What is being asked
From the passage on the San Joaquin River restoration, pull out word for word the stretch from "This is the" through "opposed this provision.".

Text excerpt
◇ ◇ ◇ ◇ ◇ ◇ ◇
Flood Management – Absent the restoration effort, lands along the San Joaquin experience high groundwater that can impact crops during wet years like this, when flood control releases put water in the river. However, working with landowners and other interested parties, the Restoration Program has created a seepage management plan that includes a comprehensive monitoring network of over 130 wells to help study and address high groundwater impacts to downstream lands related to interim flows. Data being collected will also help in the development of the California Department of Water Resources’ FloodSAFE comprehensive flood management plan for the entire Central Valley.
This is the kind of real progress toward solving the environmental, flood management and water supply problems that the San Joaquin Valley needs. One of the ironic effects of this bill is that it would shut down water management programs that are designed to improve water supply for farmers in the Friant area. It’s not a surprise that the Friant Water Authority has opposed this provision.
These accomplishments are evidence that the Restoration Program is succeeding and diverse interests can work together to improve habitat, water supply management and flood protection. However, real challenges lay ahead. Achieving the successful restoration of the San Joaquin River will require many things, including working with local water districts and landowners to understand and address concerns and find solutions that support the continued water management and agricultural practices in the region while also enabling the restoration of a living river for all to enjoy. Concerns regarding the successful implementation of the restoration program are shared by all who are working to make this effort succeed, and it has been through working together that the program has achieved so much in the last five years. As such, what is needed is continued cooperation and constructive dialog between all parties to develop real solutions around which we can unite in a request to state and federal elected representatives for their support, not legislation like H.R.1837 that is intended to increase conflict and return this effort to court. It is in the interest of all stakeholders not to let efforts like H.R.1837 distract us from the important work that is underway nor undermine the growing cooperation between interested parties that will surely lead to the best possible outcome.
◇ ◇ ◇ ◇ ◇ ◇ ◇
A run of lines

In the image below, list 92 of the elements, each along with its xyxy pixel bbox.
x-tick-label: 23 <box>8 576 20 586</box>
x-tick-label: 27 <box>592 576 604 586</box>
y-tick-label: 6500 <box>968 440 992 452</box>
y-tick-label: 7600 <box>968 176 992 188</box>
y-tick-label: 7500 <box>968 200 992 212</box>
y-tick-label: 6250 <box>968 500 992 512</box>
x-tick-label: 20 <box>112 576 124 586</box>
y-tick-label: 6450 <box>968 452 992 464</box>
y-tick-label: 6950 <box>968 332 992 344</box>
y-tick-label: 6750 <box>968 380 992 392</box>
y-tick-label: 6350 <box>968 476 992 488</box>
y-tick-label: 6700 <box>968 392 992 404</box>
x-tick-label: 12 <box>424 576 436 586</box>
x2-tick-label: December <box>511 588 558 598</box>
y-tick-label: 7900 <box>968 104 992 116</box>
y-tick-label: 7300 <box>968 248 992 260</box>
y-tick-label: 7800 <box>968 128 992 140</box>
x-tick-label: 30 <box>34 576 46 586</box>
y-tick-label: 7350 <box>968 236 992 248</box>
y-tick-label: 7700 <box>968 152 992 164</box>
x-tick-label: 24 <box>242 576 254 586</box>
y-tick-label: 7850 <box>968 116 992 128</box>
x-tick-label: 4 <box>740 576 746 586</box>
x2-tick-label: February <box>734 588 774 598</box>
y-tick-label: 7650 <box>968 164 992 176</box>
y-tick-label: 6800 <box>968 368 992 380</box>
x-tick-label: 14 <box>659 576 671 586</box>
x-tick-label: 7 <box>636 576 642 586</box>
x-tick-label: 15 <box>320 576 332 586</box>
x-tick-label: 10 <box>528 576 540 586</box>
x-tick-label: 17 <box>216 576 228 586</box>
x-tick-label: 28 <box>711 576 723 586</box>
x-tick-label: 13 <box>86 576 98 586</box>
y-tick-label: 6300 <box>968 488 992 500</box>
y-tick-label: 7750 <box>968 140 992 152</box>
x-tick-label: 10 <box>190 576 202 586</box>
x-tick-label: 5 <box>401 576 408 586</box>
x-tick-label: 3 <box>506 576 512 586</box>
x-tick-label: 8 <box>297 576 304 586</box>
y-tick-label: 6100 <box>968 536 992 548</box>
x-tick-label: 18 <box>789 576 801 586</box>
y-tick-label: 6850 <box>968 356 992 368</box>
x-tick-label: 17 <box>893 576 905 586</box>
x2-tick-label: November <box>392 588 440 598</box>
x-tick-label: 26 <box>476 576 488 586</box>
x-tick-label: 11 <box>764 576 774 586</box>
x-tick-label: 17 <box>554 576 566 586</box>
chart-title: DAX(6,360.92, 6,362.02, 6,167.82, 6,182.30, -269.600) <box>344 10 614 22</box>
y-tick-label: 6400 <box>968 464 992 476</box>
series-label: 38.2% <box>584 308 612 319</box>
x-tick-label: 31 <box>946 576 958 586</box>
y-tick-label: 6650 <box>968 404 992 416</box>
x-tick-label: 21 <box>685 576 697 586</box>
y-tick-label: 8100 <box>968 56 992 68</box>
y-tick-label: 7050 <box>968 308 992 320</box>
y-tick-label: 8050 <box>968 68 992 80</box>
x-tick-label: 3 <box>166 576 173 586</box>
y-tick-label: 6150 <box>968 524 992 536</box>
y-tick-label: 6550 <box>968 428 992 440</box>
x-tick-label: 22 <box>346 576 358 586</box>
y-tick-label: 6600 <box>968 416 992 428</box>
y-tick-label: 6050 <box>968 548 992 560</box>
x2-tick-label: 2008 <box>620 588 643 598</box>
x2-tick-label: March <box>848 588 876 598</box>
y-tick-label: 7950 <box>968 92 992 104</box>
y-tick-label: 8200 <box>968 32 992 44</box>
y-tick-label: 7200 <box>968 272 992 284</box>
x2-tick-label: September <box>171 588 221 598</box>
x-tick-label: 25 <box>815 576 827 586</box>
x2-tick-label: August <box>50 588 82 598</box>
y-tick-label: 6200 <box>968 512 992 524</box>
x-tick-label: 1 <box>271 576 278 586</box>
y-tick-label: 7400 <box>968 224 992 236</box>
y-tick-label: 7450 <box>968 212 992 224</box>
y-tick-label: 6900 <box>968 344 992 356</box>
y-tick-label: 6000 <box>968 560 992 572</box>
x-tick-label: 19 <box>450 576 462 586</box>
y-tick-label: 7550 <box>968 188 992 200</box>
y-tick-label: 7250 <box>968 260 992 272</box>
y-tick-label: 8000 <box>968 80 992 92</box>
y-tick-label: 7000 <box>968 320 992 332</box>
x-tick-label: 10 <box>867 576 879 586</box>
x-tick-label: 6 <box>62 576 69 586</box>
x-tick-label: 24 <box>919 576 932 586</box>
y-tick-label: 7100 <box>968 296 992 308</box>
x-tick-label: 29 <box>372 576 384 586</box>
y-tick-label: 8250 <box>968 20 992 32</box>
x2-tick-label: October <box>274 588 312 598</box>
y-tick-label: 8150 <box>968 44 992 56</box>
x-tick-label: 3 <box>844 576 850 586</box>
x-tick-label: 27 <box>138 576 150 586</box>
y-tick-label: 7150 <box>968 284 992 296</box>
◇ ◇ ◇ ◇ ◇ ◇ ◇
Answer for this exercise
This is the kind of real progress toward solving the environmental, flood management and water supply problems that the San Joaquin Valley needs. One of the ironic effects of this bill is that it would shut down water management programs that are designed to improve water supply for farmers in the Friant area. It’s not a surprise that the Friant Water Authority has opposed this provision.